- **PROBLEM TO WORK ON**
Reproduce all entries precisely, down to the last character.

[START]

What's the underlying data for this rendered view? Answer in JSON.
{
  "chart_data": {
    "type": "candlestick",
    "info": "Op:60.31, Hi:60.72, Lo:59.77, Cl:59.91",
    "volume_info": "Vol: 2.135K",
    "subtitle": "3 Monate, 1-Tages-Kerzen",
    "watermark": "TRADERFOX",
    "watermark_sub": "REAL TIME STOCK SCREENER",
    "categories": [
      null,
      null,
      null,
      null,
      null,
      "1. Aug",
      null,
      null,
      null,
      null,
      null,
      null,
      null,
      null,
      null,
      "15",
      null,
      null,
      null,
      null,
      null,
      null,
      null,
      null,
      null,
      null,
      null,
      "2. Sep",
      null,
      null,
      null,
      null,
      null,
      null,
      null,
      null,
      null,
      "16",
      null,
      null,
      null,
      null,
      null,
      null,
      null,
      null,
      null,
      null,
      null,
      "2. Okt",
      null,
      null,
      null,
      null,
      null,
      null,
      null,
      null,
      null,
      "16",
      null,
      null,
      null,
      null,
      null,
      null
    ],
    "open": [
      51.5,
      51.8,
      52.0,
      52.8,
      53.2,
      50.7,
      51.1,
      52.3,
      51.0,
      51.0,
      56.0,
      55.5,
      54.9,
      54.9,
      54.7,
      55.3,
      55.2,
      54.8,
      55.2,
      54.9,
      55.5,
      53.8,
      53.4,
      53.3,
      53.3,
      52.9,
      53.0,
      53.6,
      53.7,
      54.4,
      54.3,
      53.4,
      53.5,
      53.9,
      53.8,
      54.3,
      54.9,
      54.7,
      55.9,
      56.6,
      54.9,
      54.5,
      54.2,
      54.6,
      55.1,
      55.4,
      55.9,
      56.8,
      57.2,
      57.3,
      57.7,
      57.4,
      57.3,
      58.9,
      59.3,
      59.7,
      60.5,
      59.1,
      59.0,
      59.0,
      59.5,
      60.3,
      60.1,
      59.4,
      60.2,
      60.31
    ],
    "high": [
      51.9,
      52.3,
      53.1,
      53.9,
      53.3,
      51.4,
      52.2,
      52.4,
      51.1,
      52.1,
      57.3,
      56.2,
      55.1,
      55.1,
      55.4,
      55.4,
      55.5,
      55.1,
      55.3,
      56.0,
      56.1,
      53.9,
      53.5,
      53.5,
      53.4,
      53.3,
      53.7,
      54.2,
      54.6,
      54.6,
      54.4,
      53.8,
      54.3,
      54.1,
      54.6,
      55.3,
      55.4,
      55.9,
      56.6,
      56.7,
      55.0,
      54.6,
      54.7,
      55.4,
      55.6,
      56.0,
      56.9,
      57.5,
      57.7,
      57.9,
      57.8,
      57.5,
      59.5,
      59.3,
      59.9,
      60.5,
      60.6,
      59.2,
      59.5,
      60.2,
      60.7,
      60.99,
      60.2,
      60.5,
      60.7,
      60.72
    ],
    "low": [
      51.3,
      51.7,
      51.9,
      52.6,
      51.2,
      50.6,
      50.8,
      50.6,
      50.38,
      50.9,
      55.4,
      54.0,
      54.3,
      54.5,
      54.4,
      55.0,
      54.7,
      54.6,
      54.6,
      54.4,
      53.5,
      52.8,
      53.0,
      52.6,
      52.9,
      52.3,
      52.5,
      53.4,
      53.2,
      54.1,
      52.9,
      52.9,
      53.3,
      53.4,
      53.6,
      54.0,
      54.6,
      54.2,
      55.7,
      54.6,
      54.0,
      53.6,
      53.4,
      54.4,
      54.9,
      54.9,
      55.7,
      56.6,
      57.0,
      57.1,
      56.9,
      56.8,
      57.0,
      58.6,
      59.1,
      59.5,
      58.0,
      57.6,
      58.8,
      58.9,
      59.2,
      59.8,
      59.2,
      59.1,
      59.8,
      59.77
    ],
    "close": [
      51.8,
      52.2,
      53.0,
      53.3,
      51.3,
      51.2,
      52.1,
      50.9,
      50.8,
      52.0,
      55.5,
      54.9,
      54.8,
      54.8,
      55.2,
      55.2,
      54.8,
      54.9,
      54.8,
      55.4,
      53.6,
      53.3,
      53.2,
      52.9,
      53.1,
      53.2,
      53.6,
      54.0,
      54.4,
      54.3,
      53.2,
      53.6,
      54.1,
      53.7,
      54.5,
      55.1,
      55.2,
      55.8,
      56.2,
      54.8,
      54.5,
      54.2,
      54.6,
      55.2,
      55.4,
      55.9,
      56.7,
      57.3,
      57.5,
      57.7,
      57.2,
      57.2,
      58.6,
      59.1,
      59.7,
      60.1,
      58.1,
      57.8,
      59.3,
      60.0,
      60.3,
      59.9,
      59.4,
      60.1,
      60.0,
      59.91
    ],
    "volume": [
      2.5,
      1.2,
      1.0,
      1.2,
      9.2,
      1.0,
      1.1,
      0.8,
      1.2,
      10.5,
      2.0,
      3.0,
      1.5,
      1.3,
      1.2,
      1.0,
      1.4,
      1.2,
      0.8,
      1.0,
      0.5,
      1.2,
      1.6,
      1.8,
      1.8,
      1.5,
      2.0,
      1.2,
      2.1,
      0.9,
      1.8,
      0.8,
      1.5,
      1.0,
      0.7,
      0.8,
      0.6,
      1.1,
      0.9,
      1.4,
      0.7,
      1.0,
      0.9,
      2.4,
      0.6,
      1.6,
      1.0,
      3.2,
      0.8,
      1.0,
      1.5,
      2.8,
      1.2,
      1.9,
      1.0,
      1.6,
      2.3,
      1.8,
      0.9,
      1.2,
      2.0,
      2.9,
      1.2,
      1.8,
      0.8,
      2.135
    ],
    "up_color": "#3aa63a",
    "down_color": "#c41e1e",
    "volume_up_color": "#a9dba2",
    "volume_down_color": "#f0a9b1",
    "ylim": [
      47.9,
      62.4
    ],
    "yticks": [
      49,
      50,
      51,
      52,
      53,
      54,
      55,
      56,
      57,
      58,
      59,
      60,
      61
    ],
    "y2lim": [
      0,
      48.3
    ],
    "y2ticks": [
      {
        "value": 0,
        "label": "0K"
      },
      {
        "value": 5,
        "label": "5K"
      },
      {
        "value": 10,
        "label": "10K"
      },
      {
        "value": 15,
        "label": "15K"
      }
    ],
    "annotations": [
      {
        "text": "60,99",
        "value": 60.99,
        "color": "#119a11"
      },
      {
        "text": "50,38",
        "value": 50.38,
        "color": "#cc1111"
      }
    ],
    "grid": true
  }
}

[END]

- **FINISHED TASK**
What's the underlying data for this rendered view? Answer in JSON.
{
  "chart_data": {
    "type": "candlestick",
    "info": "Op:60.31, Hi:60.72, Lo:59.77, Cl:59.91",
    "volume_info": "Vol: 2.135K",
    "subtitle": "3 Monate, 1-Tages-Kerzen",
    "watermark": "TRADERFOX",
    "watermark_sub": "REAL TIME STOCK SCREENER",
    "categories": [
      null,
      null,
      null,
      null,
      null,
      "1. Aug",
      null,
      null,
      null,
      null,
      null,
      null,
      null,
      null,
      null,
      "15",
      null,
      null,
      null,
      null,
      null,
      null,
      null,
      null,
      null,
      null,
      null,
      "2. Sep",
      null,
      null,
      null,
      null,
      null,
      null,
      null,
      null,
      null,
      "16",
      null,
      null,
      null,
      null,
      null,
      null,
      null,
      null,
      null,
      null,
      null,
      "2. Okt",
      null,
      null,
      null,
      null,
      null,
      null,
      null,
      null,
      null,
      "16",
      null,
      null,
      null,
      null,
      null,
      null
    ],
    "open": [
      51.5,
      51.8,
      52.0,
      52.8,
      53.2,
      50.7,
      51.1,
      52.3,
      51.0,
      51.0,
      56.0,
      55.5,
      54.9,
      54.9,
      54.7,
      55.3,
      55.2,
      54.8,
      55.2,
      54.9,
      55.5,
      53.8,
      53.4,
      53.3,
      53.3,
      52.9,
      53.0,
      53.6,
      53.7,
      54.4,
      54.3,
      53.4,
      53.5,
      53.9,
      53.8,
      54.3,
      54.9,
      54.7,
      55.9,
      56.6,
      54.9,
      54.5,
      54.2,
      54.6,
      55.1,
      55.4,
      55.9,
      56.8,
      57.2,
      57.3,
      57.7,
      57.4,
      57.3,
      58.9,
      59.3,
      59.7,
      60.5,
      59.1,
      59.0,
      59.0,
      59.5,
      60.3,
      60.1,
      59.4,
      60.2,
      60.31
    ],
    "high": [
      51.9,
      52.3,
      53.1,
      53.9,
      53.3,
      51.4,
      52.2,
      52.4,
      51.1,
      52.1,
      57.3,
      56.2,
      55.1,
      55.1,
      55.4,
      55.4,
      55.5,
      55.1,
      55.3,
      56.0,
      56.1,
      53.9,
      53.5,
      53.5,
      53.4,
      53.3,
      53.7,
      54.2,
      54.6,
      54.6,
      54.4,
      53.8,
      54.3,
      54.1,
      54.6,
      55.3,
      55.4,
      55.9,
      56.6,
      56.7,
      55.0,
      54.6,
      54.7,
      55.4,
      55.6,
      56.0,
      56.9,
      57.5,
      57.7,
      57.9,
      57.8,
      57.5,
      59.5,
      59.3,
      59.9,
      60.5,
      60.6,
      59.2,
      59.5,
      60.2,
      60.7,
      60.99,
      60.2,
      60.5,
      60.7,
      60.72
    ],
    "low": [
      51.3,
      51.7,
      51.9,
      52.6,
      51.2,
      50.6,
      50.8,
      50.6,
      50.38,
      50.9,
      55.4,
      54.0,
      54.3,
      54.5,
      54.4,
      55.0,
      54.7,
      54.6,
      54.6,
      54.4,
      53.5,
      52.8,
      53.0,
      52.6,
      52.9,
      52.3,
      52.5,
      53.4,
      53.2,
      54.1,
      52.9,
      52.9,
      53.3,
      53.4,
      53.6,
      54.0,
      54.6,
      54.2,
      55.7,
      54.6,
      54.0,
      53.6,
      53.4,
      54.4,
      54.9,
      54.9,
      55.7,
      56.6,
      57.0,
      57.1,
      56.9,
      56.8,
      57.0,
      58.6,
      59.1,
      59.5,
      58.0,
      57.6,
      58.8,
      58.9,
      59.2,
      59.8,
      59.2,
      59.1,
      59.8,
      59.77
    ],
    "close": [
      51.8,
      52.2,
      53.0,
      53.3,
      51.3,
      51.2,
      52.1,
      50.9,
      50.8,
      52.0,
      55.5,
      54.9,
      54.8,
      54.8,
      55.2,
      55.2,
      54.8,
      54.9,
      54.8,
      55.4,
      53.6,
      53.3,
      53.2,
      52.9,
      53.1,
      53.2,
      53.6,
      54.0,
      54.4,
      54.3,
      53.2,
      53.6,
      54.1,
      53.7,
      54.5,
      55.1,
      55.2,
      55.8,
      56.2,
      54.8,
      54.5,
      54.2,
      54.6,
      55.2,
      55.4,
      55.9,
      56.7,
      57.3,
      57.5,
      57.7,
      57.2,
      57.2,
      58.6,
      59.1,
      59.7,
      60.1,
      58.1,
      57.8,
      59.3,
      60.0,
      60.3,
      59.9,
      59.4,
      60.1,
      60.0,
      59.91
    ],
    "volume": [
      2.5,
      1.2,
      1.0,
      1.2,
      9.2,
      1.0,
      1.1,
      0.8,
      1.2,
      10.5,
      2.0,
      3.0,
      1.5,
      1.3,
      1.2,
      1.0,
      1.4,
      1.2,
      0.8,
      1.0,
      0.5,
      1.2,
      1.6,
      1.8,
      1.8,
      1.5,
      2.0,
      1.2,
      2.1,
      0.9,
      1.8,
      0.8,
      1.5,
      1.0,
      0.7,
      0.8,
      0.6,
      1.1,
      0.9,
      1.4,
      0.7,
      1.0,
      0.9,
      2.4,
      0.6,
      1.6,
      1.0,
      3.2,
      0.8,
      1.0,
      1.5,
      2.8,
      1.2,
      1.9,
      1.0,
      1.6,
      2.3,
      1.8,
      0.9,
      1.2,
      2.0,
      2.9,
      1.2,
      1.8,
      0.8,
      2.135
    ],
    "up_color": "#3aa63a",
    "down_color": "#c41e1e",
    "volume_up_color": "#a9dba2",
    "volume_down_color": "#f0a9b1",
    "ylim": [
      47.9,
      62.4
    ],
    "yticks": [
      49,
      50,
      51,
      52,
      53,
      54,
      55,
      56,
      57,
      58,
      59,
      60,
      61
    ],
    "y2lim": [
      0,
      48.3
    ],
    "y2ticks": [
      {
        "value": 0,
        "label": "0K"
      },
      {
        "value": 5,
        "label": "5K"
      },
      {
        "value": 10,
        "label": "10K"
      },
      {
        "value": 15,
        "label": "15K"
      }
    ],
    "annotations": [
      {
        "text": "60,99",
        "value": 60.99,
        "color": "#119a11"
      },
      {
        "text": "50,38",
        "value": 50.38,
        "color": "#cc1111"
      }
    ],
    "grid": true
  }
}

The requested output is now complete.